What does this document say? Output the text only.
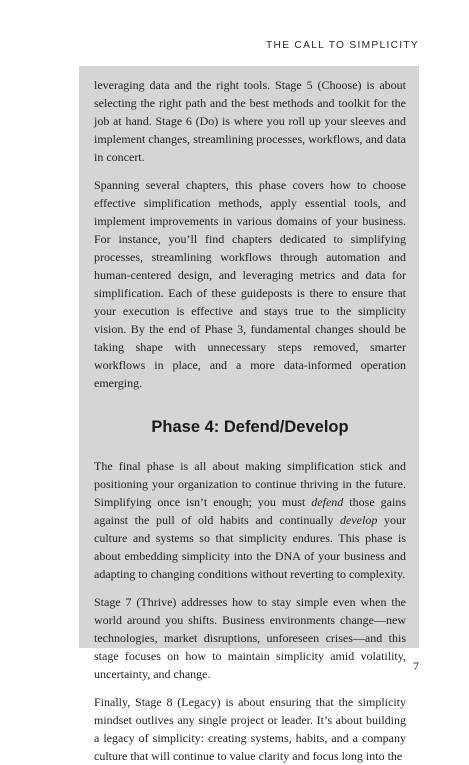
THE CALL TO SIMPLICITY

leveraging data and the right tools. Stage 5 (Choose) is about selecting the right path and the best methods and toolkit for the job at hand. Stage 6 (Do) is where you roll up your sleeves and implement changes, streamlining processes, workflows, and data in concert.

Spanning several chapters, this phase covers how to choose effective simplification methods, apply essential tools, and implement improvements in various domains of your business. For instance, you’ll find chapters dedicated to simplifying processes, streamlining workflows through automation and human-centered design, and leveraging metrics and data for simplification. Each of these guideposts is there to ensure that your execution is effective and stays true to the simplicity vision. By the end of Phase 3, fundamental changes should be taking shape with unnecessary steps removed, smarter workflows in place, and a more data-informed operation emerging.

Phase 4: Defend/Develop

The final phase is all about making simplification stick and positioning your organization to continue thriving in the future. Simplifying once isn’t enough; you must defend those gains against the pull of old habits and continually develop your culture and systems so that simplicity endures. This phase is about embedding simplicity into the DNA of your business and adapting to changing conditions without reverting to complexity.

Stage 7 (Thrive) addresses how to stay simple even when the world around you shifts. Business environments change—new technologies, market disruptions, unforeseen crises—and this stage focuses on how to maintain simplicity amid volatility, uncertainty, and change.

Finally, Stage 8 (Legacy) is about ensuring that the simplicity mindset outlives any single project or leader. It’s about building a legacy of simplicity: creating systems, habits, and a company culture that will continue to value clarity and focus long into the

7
○ ○ ○ ○
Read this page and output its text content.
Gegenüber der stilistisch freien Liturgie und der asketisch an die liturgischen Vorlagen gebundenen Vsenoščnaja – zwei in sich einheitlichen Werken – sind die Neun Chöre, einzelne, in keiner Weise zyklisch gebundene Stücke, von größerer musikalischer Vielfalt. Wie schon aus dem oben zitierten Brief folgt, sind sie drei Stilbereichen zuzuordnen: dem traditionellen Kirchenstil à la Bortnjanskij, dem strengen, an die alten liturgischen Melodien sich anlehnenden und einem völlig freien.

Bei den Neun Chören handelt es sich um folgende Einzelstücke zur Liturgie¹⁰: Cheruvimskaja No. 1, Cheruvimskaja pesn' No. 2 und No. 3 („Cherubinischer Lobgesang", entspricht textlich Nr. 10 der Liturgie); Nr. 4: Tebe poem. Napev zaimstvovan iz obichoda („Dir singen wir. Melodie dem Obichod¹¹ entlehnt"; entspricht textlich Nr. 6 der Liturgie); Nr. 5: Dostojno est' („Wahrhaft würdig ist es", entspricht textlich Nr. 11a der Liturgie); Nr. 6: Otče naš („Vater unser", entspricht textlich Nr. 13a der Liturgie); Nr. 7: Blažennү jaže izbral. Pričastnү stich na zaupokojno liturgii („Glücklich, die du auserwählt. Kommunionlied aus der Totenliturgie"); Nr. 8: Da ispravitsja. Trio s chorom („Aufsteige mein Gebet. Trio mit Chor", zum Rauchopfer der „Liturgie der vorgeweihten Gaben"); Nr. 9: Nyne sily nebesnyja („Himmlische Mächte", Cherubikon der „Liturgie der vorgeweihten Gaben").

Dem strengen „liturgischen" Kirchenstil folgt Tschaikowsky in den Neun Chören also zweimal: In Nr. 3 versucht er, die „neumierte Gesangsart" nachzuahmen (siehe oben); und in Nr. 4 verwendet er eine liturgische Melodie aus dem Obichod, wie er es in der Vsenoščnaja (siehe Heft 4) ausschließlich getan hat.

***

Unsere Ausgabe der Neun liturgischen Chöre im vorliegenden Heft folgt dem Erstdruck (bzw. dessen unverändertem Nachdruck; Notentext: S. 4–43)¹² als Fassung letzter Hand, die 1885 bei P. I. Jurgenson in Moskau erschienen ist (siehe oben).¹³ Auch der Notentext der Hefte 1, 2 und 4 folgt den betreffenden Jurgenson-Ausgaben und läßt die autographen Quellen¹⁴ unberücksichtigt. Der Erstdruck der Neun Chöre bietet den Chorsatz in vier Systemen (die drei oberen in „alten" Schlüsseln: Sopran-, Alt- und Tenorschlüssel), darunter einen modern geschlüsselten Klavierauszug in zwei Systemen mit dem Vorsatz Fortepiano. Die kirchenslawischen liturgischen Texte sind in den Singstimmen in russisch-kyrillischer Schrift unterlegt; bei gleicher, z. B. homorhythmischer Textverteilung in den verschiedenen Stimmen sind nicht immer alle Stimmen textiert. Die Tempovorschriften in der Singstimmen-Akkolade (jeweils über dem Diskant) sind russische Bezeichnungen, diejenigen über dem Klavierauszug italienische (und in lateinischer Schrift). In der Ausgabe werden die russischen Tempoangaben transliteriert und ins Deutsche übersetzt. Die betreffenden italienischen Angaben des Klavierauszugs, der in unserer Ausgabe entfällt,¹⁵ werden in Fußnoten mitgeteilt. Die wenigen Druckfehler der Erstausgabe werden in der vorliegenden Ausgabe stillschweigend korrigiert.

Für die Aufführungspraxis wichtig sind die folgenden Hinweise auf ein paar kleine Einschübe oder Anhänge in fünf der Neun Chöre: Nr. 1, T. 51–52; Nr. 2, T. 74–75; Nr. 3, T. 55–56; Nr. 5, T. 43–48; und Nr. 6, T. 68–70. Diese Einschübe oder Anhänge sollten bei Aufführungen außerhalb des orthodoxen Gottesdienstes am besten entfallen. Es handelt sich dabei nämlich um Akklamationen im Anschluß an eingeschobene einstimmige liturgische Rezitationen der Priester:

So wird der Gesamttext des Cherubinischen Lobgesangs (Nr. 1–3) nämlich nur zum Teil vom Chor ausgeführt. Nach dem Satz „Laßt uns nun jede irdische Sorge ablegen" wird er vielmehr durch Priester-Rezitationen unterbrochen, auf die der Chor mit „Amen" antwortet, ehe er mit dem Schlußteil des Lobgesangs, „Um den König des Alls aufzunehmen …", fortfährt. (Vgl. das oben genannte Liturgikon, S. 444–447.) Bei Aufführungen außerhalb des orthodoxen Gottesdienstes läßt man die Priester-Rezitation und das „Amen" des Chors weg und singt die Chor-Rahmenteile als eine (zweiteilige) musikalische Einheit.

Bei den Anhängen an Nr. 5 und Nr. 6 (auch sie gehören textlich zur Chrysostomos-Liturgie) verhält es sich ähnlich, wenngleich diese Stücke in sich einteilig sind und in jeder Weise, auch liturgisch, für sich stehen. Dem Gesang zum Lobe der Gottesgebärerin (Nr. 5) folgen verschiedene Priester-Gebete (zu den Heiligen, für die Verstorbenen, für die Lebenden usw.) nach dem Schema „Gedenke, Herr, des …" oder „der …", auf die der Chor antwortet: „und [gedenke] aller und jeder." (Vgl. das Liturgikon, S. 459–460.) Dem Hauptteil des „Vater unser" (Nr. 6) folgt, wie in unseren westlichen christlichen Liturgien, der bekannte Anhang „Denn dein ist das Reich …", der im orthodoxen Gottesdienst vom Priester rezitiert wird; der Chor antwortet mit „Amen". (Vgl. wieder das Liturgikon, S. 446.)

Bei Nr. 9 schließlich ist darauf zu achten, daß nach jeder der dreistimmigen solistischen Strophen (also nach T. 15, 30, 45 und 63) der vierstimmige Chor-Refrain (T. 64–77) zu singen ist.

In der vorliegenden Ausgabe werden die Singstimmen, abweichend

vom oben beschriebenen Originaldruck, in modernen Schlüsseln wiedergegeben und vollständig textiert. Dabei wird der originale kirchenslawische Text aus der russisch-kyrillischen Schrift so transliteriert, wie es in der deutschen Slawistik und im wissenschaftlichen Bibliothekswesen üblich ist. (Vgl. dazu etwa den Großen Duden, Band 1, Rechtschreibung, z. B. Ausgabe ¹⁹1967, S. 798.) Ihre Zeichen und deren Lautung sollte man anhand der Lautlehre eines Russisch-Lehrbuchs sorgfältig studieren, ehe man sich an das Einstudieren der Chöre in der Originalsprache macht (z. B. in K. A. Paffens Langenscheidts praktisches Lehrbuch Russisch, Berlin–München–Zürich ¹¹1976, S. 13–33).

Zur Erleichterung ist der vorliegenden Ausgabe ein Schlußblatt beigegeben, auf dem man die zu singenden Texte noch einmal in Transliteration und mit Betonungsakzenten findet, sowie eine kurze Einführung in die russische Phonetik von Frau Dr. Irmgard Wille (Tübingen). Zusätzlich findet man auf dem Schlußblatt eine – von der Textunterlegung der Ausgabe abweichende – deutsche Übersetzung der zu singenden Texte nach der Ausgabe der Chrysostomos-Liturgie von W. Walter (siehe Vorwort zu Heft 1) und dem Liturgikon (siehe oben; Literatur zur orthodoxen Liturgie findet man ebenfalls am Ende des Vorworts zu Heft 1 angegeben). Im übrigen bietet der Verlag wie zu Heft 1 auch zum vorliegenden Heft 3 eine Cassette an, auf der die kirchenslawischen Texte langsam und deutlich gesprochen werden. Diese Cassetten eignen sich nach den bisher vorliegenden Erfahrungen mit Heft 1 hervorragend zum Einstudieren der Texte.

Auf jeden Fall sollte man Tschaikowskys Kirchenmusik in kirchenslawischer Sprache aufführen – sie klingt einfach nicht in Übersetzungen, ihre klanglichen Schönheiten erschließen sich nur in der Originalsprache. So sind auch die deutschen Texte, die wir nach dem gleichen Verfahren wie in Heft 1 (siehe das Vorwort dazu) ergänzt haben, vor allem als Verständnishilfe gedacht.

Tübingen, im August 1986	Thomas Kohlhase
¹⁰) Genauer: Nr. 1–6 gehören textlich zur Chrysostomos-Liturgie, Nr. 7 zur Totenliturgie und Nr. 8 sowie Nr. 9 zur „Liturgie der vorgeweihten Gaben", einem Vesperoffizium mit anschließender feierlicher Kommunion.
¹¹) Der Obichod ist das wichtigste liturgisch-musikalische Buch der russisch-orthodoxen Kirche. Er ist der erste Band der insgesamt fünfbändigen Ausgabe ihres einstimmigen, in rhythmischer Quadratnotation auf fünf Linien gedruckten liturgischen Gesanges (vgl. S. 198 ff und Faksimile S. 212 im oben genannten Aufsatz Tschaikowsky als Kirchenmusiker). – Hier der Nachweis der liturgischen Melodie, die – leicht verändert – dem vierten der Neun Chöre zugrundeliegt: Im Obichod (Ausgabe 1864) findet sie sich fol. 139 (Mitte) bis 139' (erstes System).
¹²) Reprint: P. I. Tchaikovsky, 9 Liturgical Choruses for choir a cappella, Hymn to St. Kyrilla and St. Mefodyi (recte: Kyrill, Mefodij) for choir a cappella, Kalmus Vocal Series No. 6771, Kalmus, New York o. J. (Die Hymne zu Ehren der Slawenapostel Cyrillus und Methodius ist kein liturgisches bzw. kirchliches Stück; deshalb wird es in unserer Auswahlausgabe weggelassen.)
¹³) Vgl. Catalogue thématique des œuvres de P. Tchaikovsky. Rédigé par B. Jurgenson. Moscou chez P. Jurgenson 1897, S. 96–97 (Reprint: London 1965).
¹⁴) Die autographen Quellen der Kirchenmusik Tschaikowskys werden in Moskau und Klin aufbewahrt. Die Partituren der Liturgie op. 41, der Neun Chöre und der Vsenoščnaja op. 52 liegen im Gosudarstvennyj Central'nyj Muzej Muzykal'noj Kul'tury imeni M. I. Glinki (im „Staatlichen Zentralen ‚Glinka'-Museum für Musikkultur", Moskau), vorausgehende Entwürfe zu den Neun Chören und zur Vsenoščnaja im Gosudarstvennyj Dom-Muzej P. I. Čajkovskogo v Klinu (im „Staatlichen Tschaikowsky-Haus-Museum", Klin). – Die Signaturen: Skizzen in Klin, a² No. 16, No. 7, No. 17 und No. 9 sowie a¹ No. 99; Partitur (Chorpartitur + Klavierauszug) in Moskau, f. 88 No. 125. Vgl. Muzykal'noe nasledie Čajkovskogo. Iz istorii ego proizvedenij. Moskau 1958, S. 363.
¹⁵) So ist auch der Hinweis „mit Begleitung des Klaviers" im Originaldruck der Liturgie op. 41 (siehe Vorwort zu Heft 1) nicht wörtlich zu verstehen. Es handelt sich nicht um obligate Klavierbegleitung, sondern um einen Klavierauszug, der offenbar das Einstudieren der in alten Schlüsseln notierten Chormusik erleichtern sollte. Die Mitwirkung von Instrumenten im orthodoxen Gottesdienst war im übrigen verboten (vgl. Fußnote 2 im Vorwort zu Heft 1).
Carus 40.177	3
○ ○ ○ ○
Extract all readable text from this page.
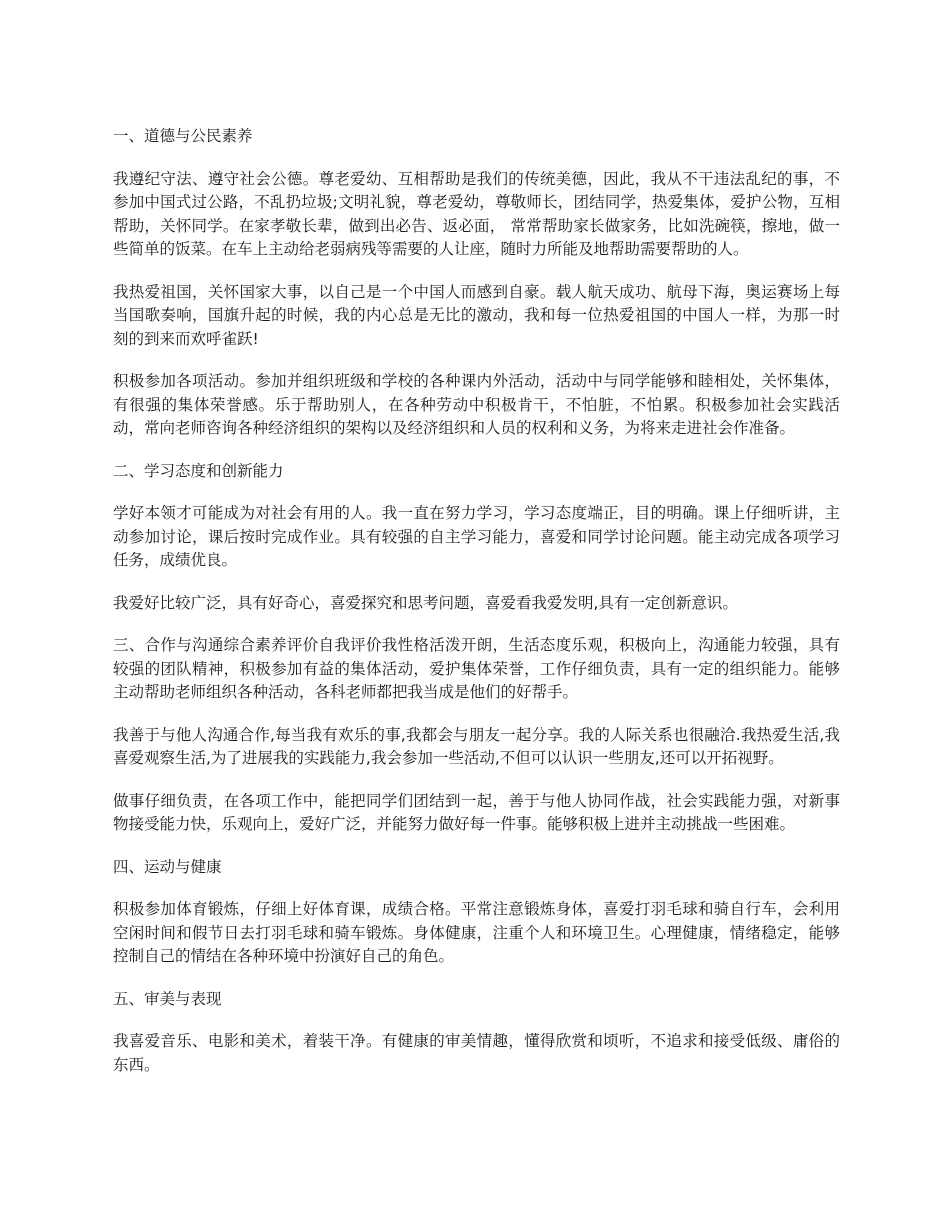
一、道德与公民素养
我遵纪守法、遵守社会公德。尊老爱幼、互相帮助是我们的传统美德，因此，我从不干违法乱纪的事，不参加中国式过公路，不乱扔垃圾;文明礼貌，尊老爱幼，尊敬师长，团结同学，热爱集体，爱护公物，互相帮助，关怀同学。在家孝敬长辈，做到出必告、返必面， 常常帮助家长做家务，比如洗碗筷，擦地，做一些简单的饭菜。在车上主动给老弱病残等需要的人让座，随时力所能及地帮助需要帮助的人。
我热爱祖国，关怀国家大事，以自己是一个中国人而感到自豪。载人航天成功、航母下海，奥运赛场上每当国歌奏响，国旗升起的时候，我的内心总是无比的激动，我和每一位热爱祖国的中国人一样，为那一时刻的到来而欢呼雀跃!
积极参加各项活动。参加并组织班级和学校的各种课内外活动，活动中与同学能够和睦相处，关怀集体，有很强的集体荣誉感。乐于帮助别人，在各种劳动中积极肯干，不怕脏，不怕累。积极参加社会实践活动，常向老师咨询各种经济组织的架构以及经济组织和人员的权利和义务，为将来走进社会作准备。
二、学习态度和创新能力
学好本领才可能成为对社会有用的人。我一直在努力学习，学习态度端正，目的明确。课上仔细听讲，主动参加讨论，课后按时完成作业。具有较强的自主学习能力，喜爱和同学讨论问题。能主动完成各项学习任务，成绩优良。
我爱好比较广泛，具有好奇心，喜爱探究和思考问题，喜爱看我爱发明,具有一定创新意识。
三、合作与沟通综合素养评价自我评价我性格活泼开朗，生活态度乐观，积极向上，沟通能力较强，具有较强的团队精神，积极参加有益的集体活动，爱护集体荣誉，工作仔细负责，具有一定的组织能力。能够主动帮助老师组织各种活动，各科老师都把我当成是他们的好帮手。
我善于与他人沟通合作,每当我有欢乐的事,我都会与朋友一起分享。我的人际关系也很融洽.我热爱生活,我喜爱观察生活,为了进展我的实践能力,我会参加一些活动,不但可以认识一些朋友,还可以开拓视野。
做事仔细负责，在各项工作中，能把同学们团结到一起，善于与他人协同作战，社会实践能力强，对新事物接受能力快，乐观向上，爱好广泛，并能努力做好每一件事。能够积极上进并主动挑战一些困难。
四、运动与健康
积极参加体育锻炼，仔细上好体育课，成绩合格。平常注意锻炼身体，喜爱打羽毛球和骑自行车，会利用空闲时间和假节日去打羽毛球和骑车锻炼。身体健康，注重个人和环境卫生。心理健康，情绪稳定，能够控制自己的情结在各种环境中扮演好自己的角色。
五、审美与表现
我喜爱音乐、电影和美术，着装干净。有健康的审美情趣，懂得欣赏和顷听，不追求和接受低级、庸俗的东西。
○ ○ ○ ○
Instruction
Copy in full each line that holds the word "simplification".

Answer for this exercise
Spanning several chapters, this phase covers how to choose effective simplification methods, apply essential tools, and implement improvements in various domains of your business. For instance, you’ll find chapters dedicated to simplifying processes, streamlining workflows through automation and human-centered design, and leveraging metrics and data for simplification. Each of these guideposts is there to ensure that your execution is effective and stays true to the simplicity vision. By the end of Phase 3, fundamental changes should be taking shape with unnecessary steps removed, smarter workflows in place, and a more data-informed operation emerging.
The final phase is all about making simplification stick and positioning your organization to continue thriving in the future. Simplifying once isn’t enough; you must defend those gains against the pull of old habits and continually develop your culture and systems so that simplicity endures. This phase is about embedding simplicity into the DNA of your business and adapting to changing conditions without reverting to complexity.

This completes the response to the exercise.